This is day 34 of a 35-day shoot before they return for four more days of select New York City location shooting in January, including scenes at the Rockefeller Center Christmas tree.
“Everybody on the set is really easygoing,” Mackie insists. “There’s no egos or ridiculousness, which you usually don’t find when there’s ‘stars’ on set. Usually everybody’s like, ‘Well my trailer’s bigger,’ or ‘My girlfriend’s coming today,’ ‘Why’s he getting that?’ You don’t find that on this set. Even in the movie the three of us are so vastly different that it works really good together. Everything’s all good because they’re not assholes.”
“It’s rooted in real emotion and a lot of the stuff you would find in these Christmas movies,” adds Rogen. “It was like, ‘Are we gonna fully embrace the idea of an orphan and all this stuff?’ Yeah! It’s a Christmas movie, let’s do it as best we can and try to get away with ridiculous stuff because there’s a real, actual emotional core.
“What I like is it’s not just a comedy of people talking and saying funny things,” says Gordon-Levitt. “It’s really visual, and a feast for the eyes as well.”
“There’s physical fighting, car chases, lots of psychedelic sequences,” enthuses Rogen. “Anthony Mackie’s a Marvel star, we can’t not use that. (laughs)”
“I’m more of a love machine than anything else,” Mackie elaborates. “Basically my character’s been an athlete for 15-years at this point and he’s finally found fame, so he’s really into being famous which, if you go out in New York you see a lot of these guys. ‘Oh my God! I’m famous not so I’m gonna use it for everything I can.’ He’s just a fame whore.”
That famous charm translates to an already edited scene Levine plays for us where Mackie begins hitting on an attractive young woman standing on the sidewalk outside a party, as played by Ilana Glazer of “Broad City” fame.
Mackie: Hey! I’m Chris! Wanted to introduce myself, just wondering what a beautiful young lady like you is doing standing out here all alone on Christmas?
Glazer: I’m not alone, I’m just waiting for some friends.
Mackie: Well your friends shouldn’t have you waiting because a lady who looks like you shouldn’t have to wait. You give them a call?
Glazer: Nope, I don’t do phones.
Mackie: You wanna use my phone?

• [Given information]:

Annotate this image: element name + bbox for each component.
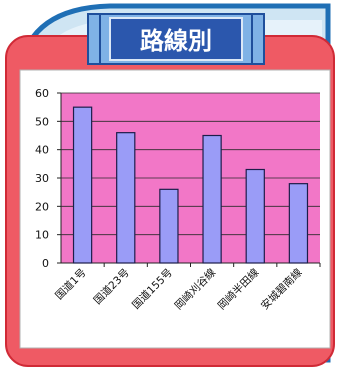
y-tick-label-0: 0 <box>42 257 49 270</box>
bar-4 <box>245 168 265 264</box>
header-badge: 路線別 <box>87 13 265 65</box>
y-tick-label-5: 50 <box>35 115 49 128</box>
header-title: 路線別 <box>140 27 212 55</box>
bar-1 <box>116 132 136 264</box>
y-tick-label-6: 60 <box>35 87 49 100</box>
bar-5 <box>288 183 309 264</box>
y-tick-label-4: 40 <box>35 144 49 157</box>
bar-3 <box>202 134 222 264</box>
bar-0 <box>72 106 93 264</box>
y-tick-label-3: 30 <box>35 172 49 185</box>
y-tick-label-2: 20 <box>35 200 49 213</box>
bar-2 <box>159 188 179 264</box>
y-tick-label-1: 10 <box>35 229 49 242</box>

* * *

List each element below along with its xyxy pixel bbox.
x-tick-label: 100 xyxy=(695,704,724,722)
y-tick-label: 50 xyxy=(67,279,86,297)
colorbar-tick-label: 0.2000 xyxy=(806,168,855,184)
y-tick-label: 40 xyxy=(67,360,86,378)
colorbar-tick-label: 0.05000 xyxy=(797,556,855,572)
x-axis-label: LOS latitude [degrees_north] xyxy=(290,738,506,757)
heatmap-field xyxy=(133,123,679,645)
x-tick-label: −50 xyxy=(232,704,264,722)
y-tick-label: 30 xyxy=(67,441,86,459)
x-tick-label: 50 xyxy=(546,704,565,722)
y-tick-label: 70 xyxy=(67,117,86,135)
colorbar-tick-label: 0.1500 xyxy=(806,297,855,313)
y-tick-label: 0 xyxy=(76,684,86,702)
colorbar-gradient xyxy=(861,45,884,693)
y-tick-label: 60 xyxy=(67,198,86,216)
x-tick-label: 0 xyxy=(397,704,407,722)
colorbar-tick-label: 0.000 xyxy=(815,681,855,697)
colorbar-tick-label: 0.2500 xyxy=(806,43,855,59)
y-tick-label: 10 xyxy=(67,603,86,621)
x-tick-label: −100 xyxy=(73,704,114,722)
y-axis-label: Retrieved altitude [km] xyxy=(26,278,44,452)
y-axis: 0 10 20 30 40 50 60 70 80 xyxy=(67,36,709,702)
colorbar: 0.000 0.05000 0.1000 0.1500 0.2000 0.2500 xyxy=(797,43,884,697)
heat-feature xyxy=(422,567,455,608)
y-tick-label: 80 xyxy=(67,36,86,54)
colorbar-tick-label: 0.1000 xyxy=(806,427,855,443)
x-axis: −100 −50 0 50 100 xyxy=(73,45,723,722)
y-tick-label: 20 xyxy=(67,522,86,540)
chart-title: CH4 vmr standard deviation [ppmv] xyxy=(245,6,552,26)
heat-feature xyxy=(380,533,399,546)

• [Task set]:
1. Can you reproduce the set visit article between "That famous charm" and "them a call?", inclusive, swapping "friends" for "pals"?
2. In the set visit article, who plays the young woman Mackie hits on outside the party?

• [Exercise responses]:
1.
That famous charm translates to an already edited scene Levine plays for us where Mackie begins hitting on an attractive young woman standing on the sidewalk outside a party, as played by Ilana Glazer of “Broad City” fame.
Mackie: Hey! I’m Chris! Wanted to introduce myself, just wondering what a beautiful young lady like you is doing standing out here all alone on Christmas?
Glazer: I’m not alone, I’m just waiting for some pals.
Mackie: Well your pals shouldn’t have you waiting because a lady who looks like you shouldn’t have to wait. You give them a call?

2. Ilana Glazer.